- [EXERCISE DESCRIPTION]
Work out how many lines of the material below mention the word "Signed"; reply with the number only.

Structured figure records:
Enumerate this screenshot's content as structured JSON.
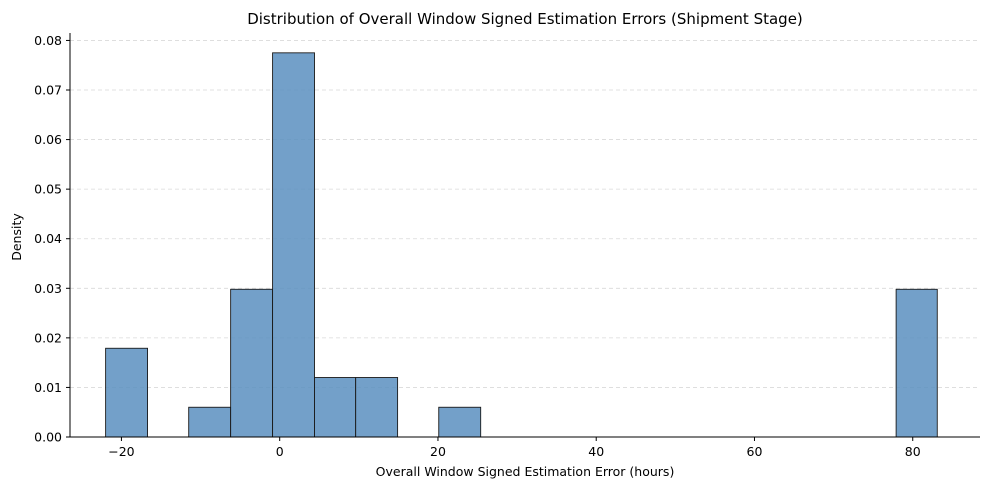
{
  "chart_data": {
    "type": "bar",
    "title": "Distribution of Overall Window Signed Estimation Errors (Shipment Stage)",
    "xlabel": "Overall Window Signed Estimation Error (hours)",
    "ylabel": "Density",
    "xlim": [
      -26.5,
      88.5
    ],
    "ylim": [
      0,
      0.0815
    ],
    "xticks": [
      -20,
      0,
      20,
      40,
      60,
      80
    ],
    "xtick_labels": [
      "−20",
      "0",
      "20",
      "40",
      "60",
      "80"
    ],
    "yticks": [
      0.0,
      0.01,
      0.02,
      0.03,
      0.04,
      0.05,
      0.06,
      0.07,
      0.08
    ],
    "ytick_labels": [
      "0.00",
      "0.01",
      "0.02",
      "0.03",
      "0.04",
      "0.05",
      "0.06",
      "0.07",
      "0.08"
    ],
    "bins": [
      {
        "x0": -22.0,
        "x1": -16.7,
        "density": 0.0179
      },
      {
        "x0": -11.5,
        "x1": -6.2,
        "density": 0.006
      },
      {
        "x0": -6.2,
        "x1": -0.9,
        "density": 0.0298
      },
      {
        "x0": -0.9,
        "x1": 4.4,
        "density": 0.0775
      },
      {
        "x0": 4.4,
        "x1": 9.6,
        "density": 0.012
      },
      {
        "x0": 9.6,
        "x1": 14.9,
        "density": 0.012
      },
      {
        "x0": 20.1,
        "x1": 25.4,
        "density": 0.006
      },
      {
        "x0": 77.9,
        "x1": 83.1,
        "density": 0.0298
      }
    ],
    "grid": "y-dashed",
    "colors": {
      "bar_fill": "#5b8fbf",
      "bar_edge": "#1a1a1a",
      "grid": "#d9d9d9"
    }
  }
}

- [OUTPUT FOR THIS TASK]
2